# WRITTEN PROBLEM
Rewrite as a numbered list every line in the records from the one containing "paper-plane-icon[interactable]: [14, 6, 28, 24]" down to the one containing "submenu-arrow-icon: ▶: [187, 144, 194, 154]", both included, and skip any blank lines.

Listings of regions and labels
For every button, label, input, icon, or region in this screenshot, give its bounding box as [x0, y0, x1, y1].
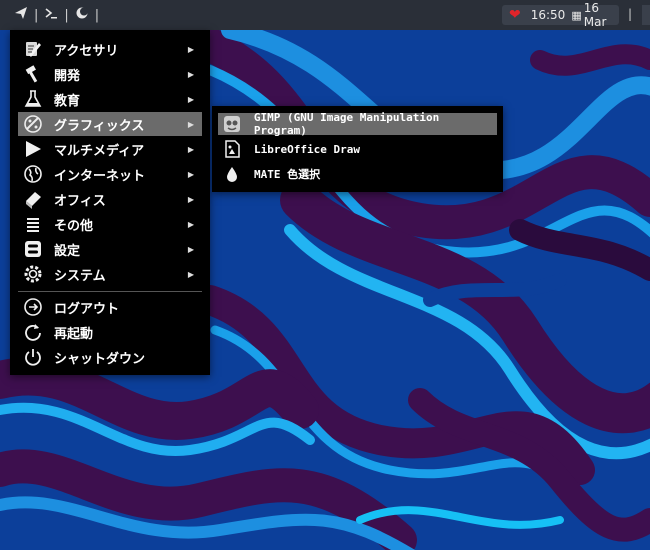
paper-plane-icon[interactable]: [14, 6, 28, 24]
clock-widget[interactable]: ❤ 16:50 ▦ 16 Mar: [502, 1, 619, 29]
moon-icon[interactable]: [75, 6, 89, 24]
panel-separator: |: [94, 7, 100, 23]
submenu-arrow-icon: ▶: [187, 169, 194, 179]
submenu-arrow-icon: ▶: [187, 269, 194, 279]
submenu-arrow-icon: ▶: [187, 119, 194, 129]
draw-icon: [222, 139, 242, 159]
menu-item-label: マルチメディア: [54, 143, 145, 159]
menu-item-development[interactable]: 開発 ▶: [18, 62, 202, 86]
panel-separator: |: [64, 7, 69, 23]
menu-item-other[interactable]: その他 ▶: [18, 212, 202, 236]
terminal-icon[interactable]: [44, 6, 58, 24]
power-icon: [22, 346, 44, 368]
settings-icon: [22, 238, 44, 260]
submenu-arrow-icon: ▶: [187, 144, 194, 154]
menu-item-internet[interactable]: インターネット ▶: [18, 162, 202, 186]
calendar-icon: ▦: [571, 8, 582, 22]
panel-separator: |: [628, 7, 633, 21]
panel-tray-edge[interactable]: [642, 5, 650, 25]
menu-item-office[interactable]: オフィス ▶: [18, 187, 202, 211]
book-icon: [22, 188, 44, 210]
menu-item-label: グラフィックス: [54, 118, 145, 134]
clock-date: 16 Mar: [583, 1, 607, 29]
submenu-arrow-icon: ▶: [187, 69, 194, 79]
restart-icon: [22, 321, 44, 343]
menu-item-label: ログアウト: [54, 301, 120, 317]
menu-item-label: シャットダウン: [54, 351, 146, 367]
menu-item-label: 再起動: [54, 326, 94, 342]
submenu-arrow-icon: ▶: [187, 94, 194, 104]
submenu-arrow-icon: ▶: [187, 219, 194, 229]
menu-item-label: 開発: [54, 68, 81, 84]
graphics-icon: [22, 113, 44, 135]
menu-item-shutdown[interactable]: シャットダウン: [18, 345, 202, 369]
submenu-arrow-icon: ▶: [187, 244, 194, 254]
top-panel: | | | ❤ 16:50 ▦ 16 Mar |: [0, 0, 650, 30]
logout-icon: [22, 296, 44, 318]
submenu-item-mate-color[interactable]: MATE 色選択: [218, 163, 497, 185]
submenu-arrow-icon: ▶: [187, 44, 194, 54]
menu-item-label: 教育: [54, 93, 81, 109]
globe-icon: [22, 163, 44, 185]
menu-item-accessories[interactable]: アクセサリ ▶: [18, 37, 202, 61]
clock-time: 16:50: [530, 8, 566, 22]
submenu-arrow-icon: ▶: [187, 194, 194, 204]
menu-item-restart[interactable]: 再起動: [18, 320, 202, 344]
submenu-item-libreoffice-draw[interactable]: LibreOffice Draw: [218, 138, 497, 160]
submenu-item-label: MATE 色選択: [254, 168, 321, 181]
menu-item-label: その他: [54, 218, 94, 234]
submenu-item-label: LibreOffice Draw: [254, 142, 360, 156]
menu-item-system[interactable]: システム ▶: [18, 262, 202, 286]
menu-item-graphics[interactable]: グラフィックス ▶: [18, 112, 202, 136]
menu-item-multimedia[interactable]: マルチメディア ▶: [18, 137, 202, 161]
submenu-item-gimp[interactable]: GIMP (GNU Image Manipulation Program): [218, 111, 497, 137]
submenu-item-label: GIMP (GNU Image Manipulation Program): [253, 111, 440, 137]
accessories-icon: [22, 38, 44, 60]
menu-item-label: 設定: [54, 243, 81, 259]
menu-item-label: インターネット: [54, 168, 146, 184]
application-menu: アクセサリ ▶ 開発 ▶ 教育 ▶ グラフィックス ▶ マルチメディア ▶ イン…: [10, 30, 210, 375]
menu-item-label: システム: [54, 268, 106, 284]
hammer-icon: [22, 63, 44, 85]
menu-item-settings[interactable]: 設定 ▶: [18, 237, 202, 261]
gimp-icon: [222, 114, 242, 134]
droplet-icon: [222, 164, 242, 184]
menu-divider: [18, 291, 202, 292]
menu-item-education[interactable]: 教育 ▶: [18, 87, 202, 111]
list-icon: [22, 213, 44, 235]
graphics-submenu: GIMP (GNU Image Manipulation Program) Li…: [212, 106, 503, 192]
heart-icon: ❤: [509, 7, 521, 23]
flask-icon: [22, 88, 44, 110]
play-icon: [22, 138, 44, 160]
menu-item-label: アクセサリ: [54, 43, 119, 59]
menu-item-logout[interactable]: ログアウト: [18, 295, 202, 319]
panel-separator: |: [34, 7, 39, 23]
gear-icon: [22, 263, 44, 285]
menu-item-label: オフィス: [54, 193, 106, 209]
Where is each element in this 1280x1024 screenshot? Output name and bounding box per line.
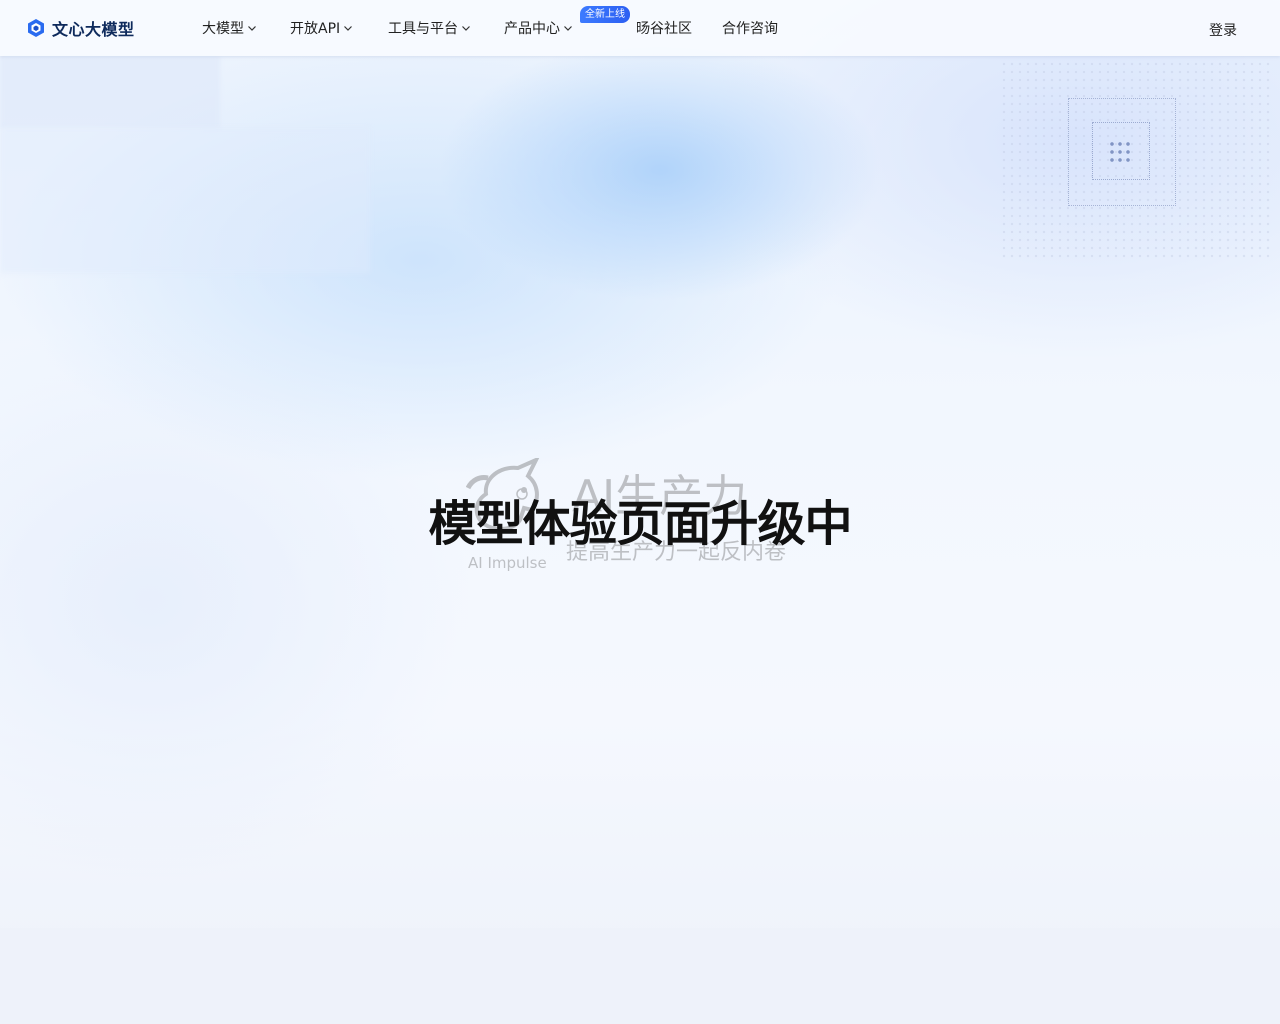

# ANSWER FOR THE TASK
1. paper-plane-icon[interactable]: [14, 6, 28, 24]
2. clock-widget[interactable]: ❤ 16:50 ▦ 16 Mar: [502, 1, 619, 29]
3. moon-icon[interactable]: [75, 6, 89, 24]
4. panel-separator: |: [94, 7, 100, 23]
5. submenu-arrow-icon: ▶: [187, 169, 194, 179]
6. submenu-arrow-icon: ▶: [187, 269, 194, 279]
7. submenu-arrow-icon: ▶: [187, 119, 194, 129]
8. draw-icon: [222, 139, 242, 159]
9. menu-item-label: マルチメディア: [54, 143, 145, 159]
10. menu-item-development[interactable]: 開発 ▶: [18, 62, 202, 86]
11. panel-separator: |: [64, 7, 69, 23]
12. menu-item-other[interactable]: その他 ▶: [18, 212, 202, 236]
13. terminal-icon[interactable]: [44, 6, 58, 24]
14. power-icon: [22, 346, 44, 368]
15. settings-icon: [22, 238, 44, 260]
16. submenu-arrow-icon: ▶: [187, 144, 194, 154]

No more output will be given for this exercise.